▶ _AIM OF THE EXERCISE_
Output the data verbatim from its first line through the line containing "Text: HARNESS): HARNESS) xyxy=(184,170,224,179)", including both of those lines.

* START PROVIDED DATA *

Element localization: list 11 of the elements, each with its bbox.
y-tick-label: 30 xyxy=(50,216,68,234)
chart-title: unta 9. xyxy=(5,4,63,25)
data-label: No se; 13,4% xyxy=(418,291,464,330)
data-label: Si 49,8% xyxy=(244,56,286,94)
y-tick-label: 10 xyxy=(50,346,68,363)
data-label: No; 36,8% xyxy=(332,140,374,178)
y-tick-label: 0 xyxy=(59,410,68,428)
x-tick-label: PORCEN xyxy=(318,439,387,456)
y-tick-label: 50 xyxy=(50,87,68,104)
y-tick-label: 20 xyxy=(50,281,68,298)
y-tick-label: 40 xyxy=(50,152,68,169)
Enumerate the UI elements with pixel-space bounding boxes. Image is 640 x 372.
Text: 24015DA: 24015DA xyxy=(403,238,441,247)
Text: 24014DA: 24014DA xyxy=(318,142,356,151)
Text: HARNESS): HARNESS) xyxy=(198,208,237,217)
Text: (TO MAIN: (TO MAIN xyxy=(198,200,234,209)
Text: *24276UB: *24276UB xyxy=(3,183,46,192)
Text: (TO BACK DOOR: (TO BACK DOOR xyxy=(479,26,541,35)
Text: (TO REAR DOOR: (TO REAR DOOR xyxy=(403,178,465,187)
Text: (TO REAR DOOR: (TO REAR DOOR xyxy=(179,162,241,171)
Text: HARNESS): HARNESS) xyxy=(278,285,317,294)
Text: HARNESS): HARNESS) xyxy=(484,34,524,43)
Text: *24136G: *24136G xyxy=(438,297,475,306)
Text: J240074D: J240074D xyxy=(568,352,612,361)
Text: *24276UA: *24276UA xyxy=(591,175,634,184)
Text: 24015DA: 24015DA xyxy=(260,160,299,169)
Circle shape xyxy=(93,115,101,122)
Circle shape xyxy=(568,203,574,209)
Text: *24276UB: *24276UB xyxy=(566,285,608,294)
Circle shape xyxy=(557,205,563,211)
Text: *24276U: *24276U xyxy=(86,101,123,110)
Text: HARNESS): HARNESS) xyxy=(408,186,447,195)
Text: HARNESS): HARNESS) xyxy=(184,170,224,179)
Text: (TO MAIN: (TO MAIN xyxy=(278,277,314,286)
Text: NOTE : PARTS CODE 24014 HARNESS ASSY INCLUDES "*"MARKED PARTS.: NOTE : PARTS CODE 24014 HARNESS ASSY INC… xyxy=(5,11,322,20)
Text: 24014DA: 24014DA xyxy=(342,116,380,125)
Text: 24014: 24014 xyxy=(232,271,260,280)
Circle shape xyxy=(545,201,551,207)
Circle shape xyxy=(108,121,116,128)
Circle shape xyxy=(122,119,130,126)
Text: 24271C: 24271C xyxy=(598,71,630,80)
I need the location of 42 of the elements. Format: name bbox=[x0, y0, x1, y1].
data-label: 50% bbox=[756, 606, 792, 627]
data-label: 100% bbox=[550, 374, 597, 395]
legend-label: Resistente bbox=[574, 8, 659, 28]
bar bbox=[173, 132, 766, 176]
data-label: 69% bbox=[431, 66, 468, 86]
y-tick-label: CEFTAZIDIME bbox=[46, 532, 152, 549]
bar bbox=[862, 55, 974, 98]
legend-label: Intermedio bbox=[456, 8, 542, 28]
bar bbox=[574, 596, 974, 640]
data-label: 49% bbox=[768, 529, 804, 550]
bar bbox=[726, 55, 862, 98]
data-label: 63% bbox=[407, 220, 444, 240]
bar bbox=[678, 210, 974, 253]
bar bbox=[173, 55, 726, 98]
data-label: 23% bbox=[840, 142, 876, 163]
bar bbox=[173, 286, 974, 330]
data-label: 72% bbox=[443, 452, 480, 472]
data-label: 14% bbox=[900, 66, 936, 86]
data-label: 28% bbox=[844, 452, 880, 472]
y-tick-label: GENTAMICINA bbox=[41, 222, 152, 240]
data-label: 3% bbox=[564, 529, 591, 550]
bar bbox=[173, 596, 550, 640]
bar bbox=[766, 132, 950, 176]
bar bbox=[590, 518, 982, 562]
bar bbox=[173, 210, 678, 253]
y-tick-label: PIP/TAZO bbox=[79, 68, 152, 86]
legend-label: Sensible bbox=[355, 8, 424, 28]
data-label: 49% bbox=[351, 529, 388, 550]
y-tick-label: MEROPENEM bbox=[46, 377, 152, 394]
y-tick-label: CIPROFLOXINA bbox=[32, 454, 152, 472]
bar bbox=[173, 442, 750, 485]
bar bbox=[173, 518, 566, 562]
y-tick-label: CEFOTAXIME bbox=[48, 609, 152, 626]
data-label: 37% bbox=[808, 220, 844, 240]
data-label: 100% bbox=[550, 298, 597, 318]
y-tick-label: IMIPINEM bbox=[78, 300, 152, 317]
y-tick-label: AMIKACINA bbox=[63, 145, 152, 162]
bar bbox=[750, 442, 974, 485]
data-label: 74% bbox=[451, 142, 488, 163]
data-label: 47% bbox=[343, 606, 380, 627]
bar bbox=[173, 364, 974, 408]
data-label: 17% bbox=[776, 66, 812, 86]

* END PROVIDED DATA *

▶ _OUTPUT BELOW_
Element localization: list 11 of the elements, each with its bbox.
y-tick-label: 30 xyxy=(50,216,68,234)
chart-title: unta 9. xyxy=(5,4,63,25)
data-label: No se; 13,4% xyxy=(418,291,464,330)
data-label: Si 49,8% xyxy=(244,56,286,94)
y-tick-label: 10 xyxy=(50,346,68,363)
data-label: No; 36,8% xyxy=(332,140,374,178)
y-tick-label: 0 xyxy=(59,410,68,428)
x-tick-label: PORCEN xyxy=(318,439,387,456)
y-tick-label: 50 xyxy=(50,87,68,104)
y-tick-label: 20 xyxy=(50,281,68,298)
y-tick-label: 40 xyxy=(50,152,68,169)
Enumerate the UI elements with pixel-space bounding boxes. Image is 640 x 372.
Text: 24015DA: 24015DA xyxy=(403,238,441,247)
Text: 24014DA: 24014DA xyxy=(318,142,356,151)
Text: HARNESS): HARNESS) xyxy=(198,208,237,217)
Text: (TO MAIN: (TO MAIN xyxy=(198,200,234,209)
Text: *24276UB: *24276UB xyxy=(3,183,46,192)
Text: (TO BACK DOOR: (TO BACK DOOR xyxy=(479,26,541,35)
Text: (TO REAR DOOR: (TO REAR DOOR xyxy=(403,178,465,187)
Text: (TO REAR DOOR: (TO REAR DOOR xyxy=(179,162,241,171)
Text: HARNESS): HARNESS) xyxy=(278,285,317,294)
Text: HARNESS): HARNESS) xyxy=(484,34,524,43)
Text: *24136G: *24136G xyxy=(438,297,475,306)
Text: J240074D: J240074D xyxy=(568,352,612,361)
Text: *24276UA: *24276UA xyxy=(591,175,634,184)
Text: 24015DA: 24015DA xyxy=(260,160,299,169)
Circle shape xyxy=(93,115,101,122)
Circle shape xyxy=(568,203,574,209)
Text: *24276UB: *24276UB xyxy=(566,285,608,294)
Circle shape xyxy=(557,205,563,211)
Text: *24276U: *24276U xyxy=(86,101,123,110)
Text: HARNESS): HARNESS) xyxy=(408,186,447,195)
Text: HARNESS): HARNESS) xyxy=(184,170,224,179)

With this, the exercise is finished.